[Dataset rows of page text]

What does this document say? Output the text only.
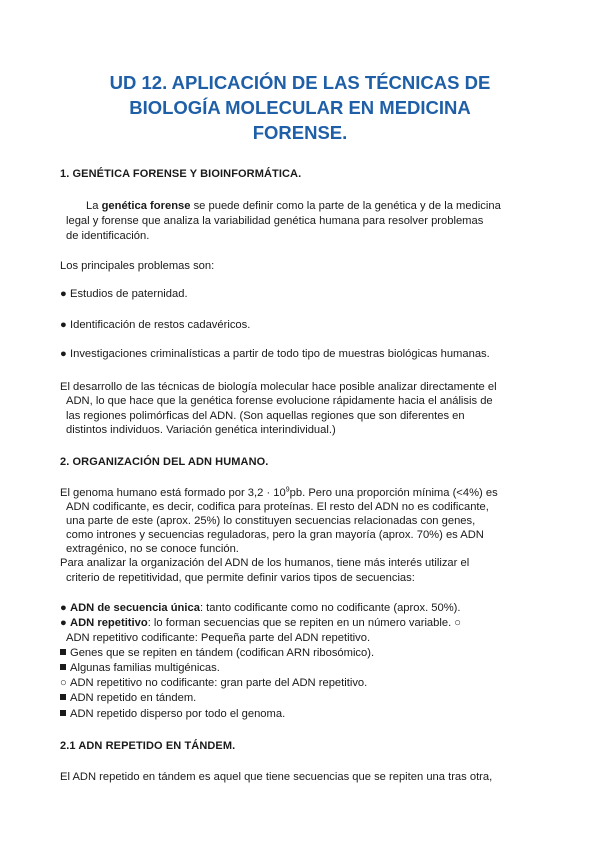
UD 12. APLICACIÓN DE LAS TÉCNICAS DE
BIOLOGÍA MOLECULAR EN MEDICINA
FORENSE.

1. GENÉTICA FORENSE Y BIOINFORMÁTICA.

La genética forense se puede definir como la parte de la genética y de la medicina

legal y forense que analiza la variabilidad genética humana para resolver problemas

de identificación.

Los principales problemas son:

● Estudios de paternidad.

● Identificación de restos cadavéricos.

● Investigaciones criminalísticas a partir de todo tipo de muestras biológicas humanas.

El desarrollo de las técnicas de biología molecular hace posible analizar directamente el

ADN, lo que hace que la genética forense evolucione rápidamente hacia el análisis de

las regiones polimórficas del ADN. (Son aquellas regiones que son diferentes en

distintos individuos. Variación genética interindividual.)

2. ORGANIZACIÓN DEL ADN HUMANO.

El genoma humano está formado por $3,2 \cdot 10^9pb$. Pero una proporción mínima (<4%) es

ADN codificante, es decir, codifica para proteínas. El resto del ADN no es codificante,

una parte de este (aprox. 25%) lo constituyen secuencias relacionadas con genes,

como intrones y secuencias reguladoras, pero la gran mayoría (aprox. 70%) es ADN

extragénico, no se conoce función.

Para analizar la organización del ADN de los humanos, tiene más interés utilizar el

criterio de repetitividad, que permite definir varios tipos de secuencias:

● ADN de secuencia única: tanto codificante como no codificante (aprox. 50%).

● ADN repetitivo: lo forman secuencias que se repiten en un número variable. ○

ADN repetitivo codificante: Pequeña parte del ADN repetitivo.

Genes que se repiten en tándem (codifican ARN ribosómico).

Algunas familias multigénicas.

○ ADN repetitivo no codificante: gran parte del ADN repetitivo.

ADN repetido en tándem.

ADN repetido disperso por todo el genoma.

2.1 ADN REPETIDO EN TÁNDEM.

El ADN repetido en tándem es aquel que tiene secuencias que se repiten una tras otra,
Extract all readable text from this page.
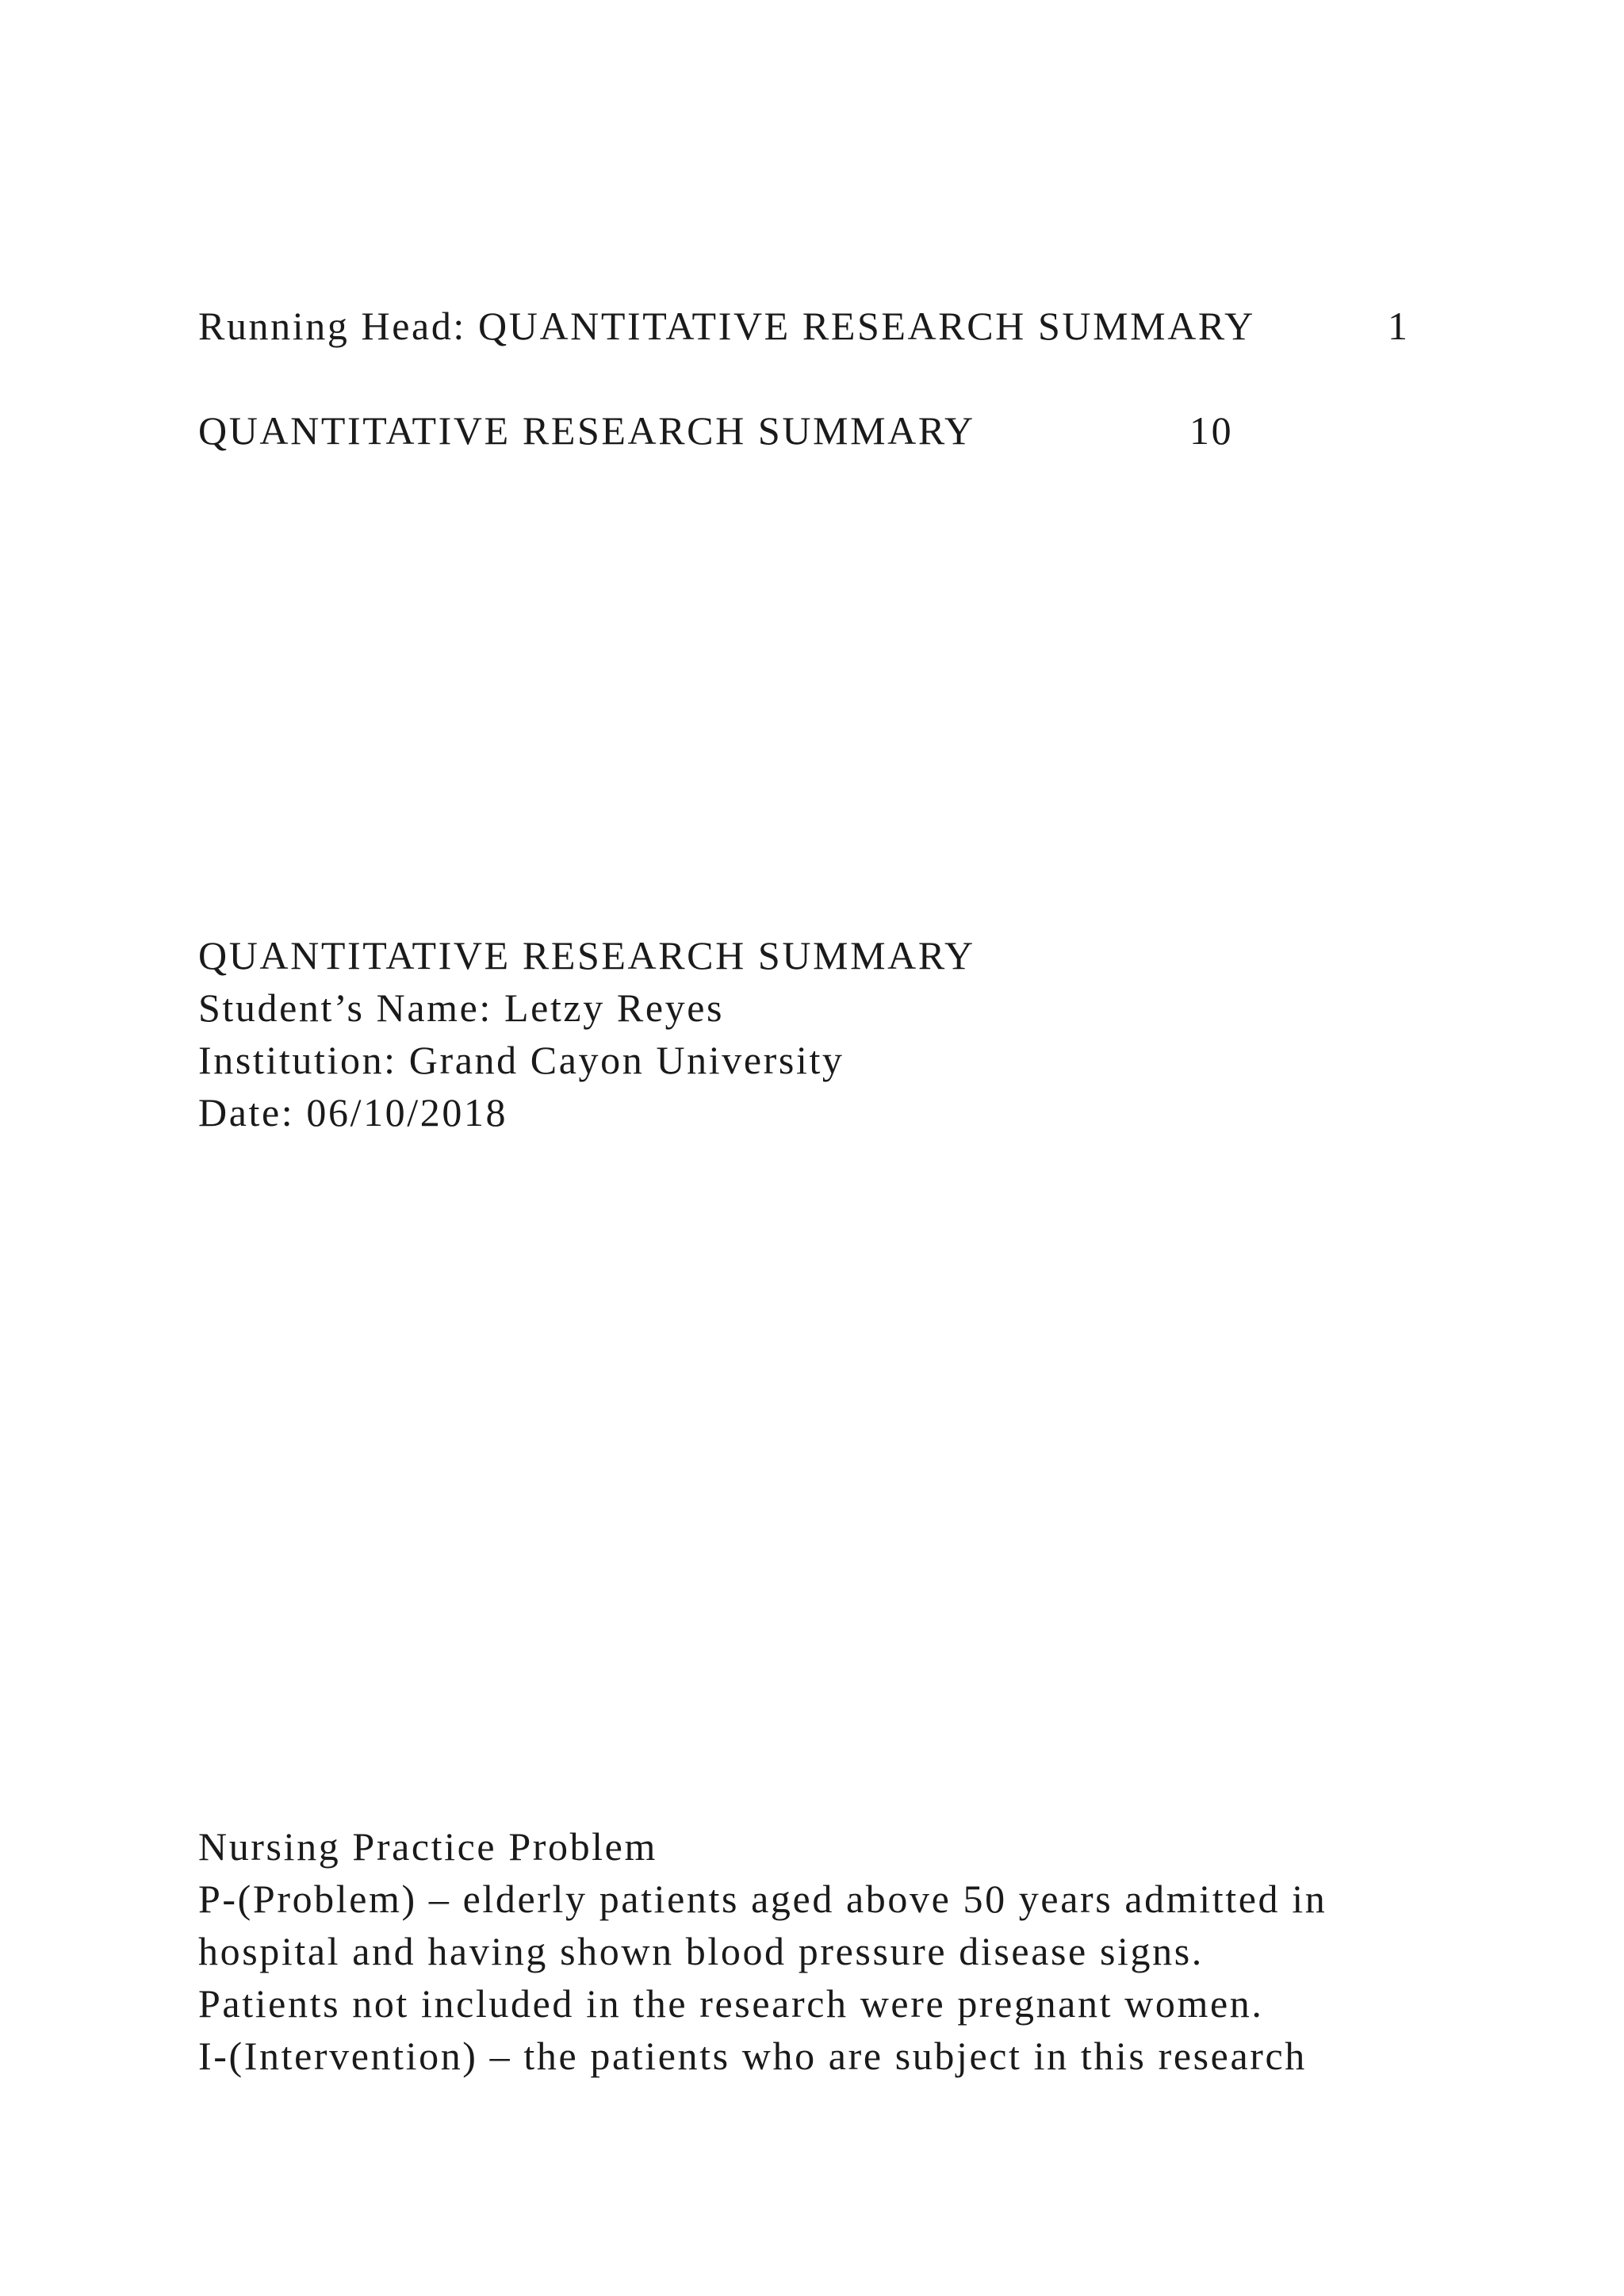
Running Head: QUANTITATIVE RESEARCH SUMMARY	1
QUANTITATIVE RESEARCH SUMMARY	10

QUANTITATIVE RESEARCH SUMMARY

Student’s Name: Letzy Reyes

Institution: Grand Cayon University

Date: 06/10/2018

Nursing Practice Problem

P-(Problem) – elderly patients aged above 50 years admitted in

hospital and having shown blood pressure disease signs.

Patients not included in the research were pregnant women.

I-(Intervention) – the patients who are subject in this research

- _What to work on_:
From the first line above to the last, reproduce the records exactly but without the pictures.

- _Answer box_:
What does this document say? Output the text only.
UD 12. APLICACIÓN DE LAS TÉCNICAS DE
BIOLOGÍA MOLECULAR EN MEDICINA
FORENSE.

1. GENÉTICA FORENSE Y BIOINFORMÁTICA.

La genética forense se puede definir como la parte de la genética y de la medicina

legal y forense que analiza la variabilidad genética humana para resolver problemas

de identificación.

Los principales problemas son:

● Estudios de paternidad.

● Identificación de restos cadavéricos.

● Investigaciones criminalísticas a partir de todo tipo de muestras biológicas humanas.

El desarrollo de las técnicas de biología molecular hace posible analizar directamente el

ADN, lo que hace que la genética forense evolucione rápidamente hacia el análisis de

las regiones polimórficas del ADN. (Son aquellas regiones que son diferentes en

distintos individuos. Variación genética interindividual.)

2. ORGANIZACIÓN DEL ADN HUMANO.

El genoma humano está formado por $3,2 \cdot 10^9pb$. Pero una proporción mínima (<4%) es

ADN codificante, es decir, codifica para proteínas. El resto del ADN no es codificante,

una parte de este (aprox. 25%) lo constituyen secuencias relacionadas con genes,

como intrones y secuencias reguladoras, pero la gran mayoría (aprox. 70%) es ADN

extragénico, no se conoce función.

Para analizar la organización del ADN de los humanos, tiene más interés utilizar el

criterio de repetitividad, que permite definir varios tipos de secuencias:

● ADN de secuencia única: tanto codificante como no codificante (aprox. 50%).

● ADN repetitivo: lo forman secuencias que se repiten en un número variable. ○

ADN repetitivo codificante: Pequeña parte del ADN repetitivo.

Genes que se repiten en tándem (codifican ARN ribosómico).

Algunas familias multigénicas.

○ ADN repetitivo no codificante: gran parte del ADN repetitivo.

ADN repetido en tándem.

ADN repetido disperso por todo el genoma.

2.1 ADN REPETIDO EN TÁNDEM.

El ADN repetido en tándem es aquel que tiene secuencias que se repiten una tras otra,
Extract all readable text from this page.
Running Head: QUANTITATIVE RESEARCH SUMMARY	1
QUANTITATIVE RESEARCH SUMMARY	10

QUANTITATIVE RESEARCH SUMMARY

Student’s Name: Letzy Reyes

Institution: Grand Cayon University

Date: 06/10/2018

Nursing Practice Problem

P-(Problem) – elderly patients aged above 50 years admitted in

hospital and having shown blood pressure disease signs.

Patients not included in the research were pregnant women.

I-(Intervention) – the patients who are subject in this research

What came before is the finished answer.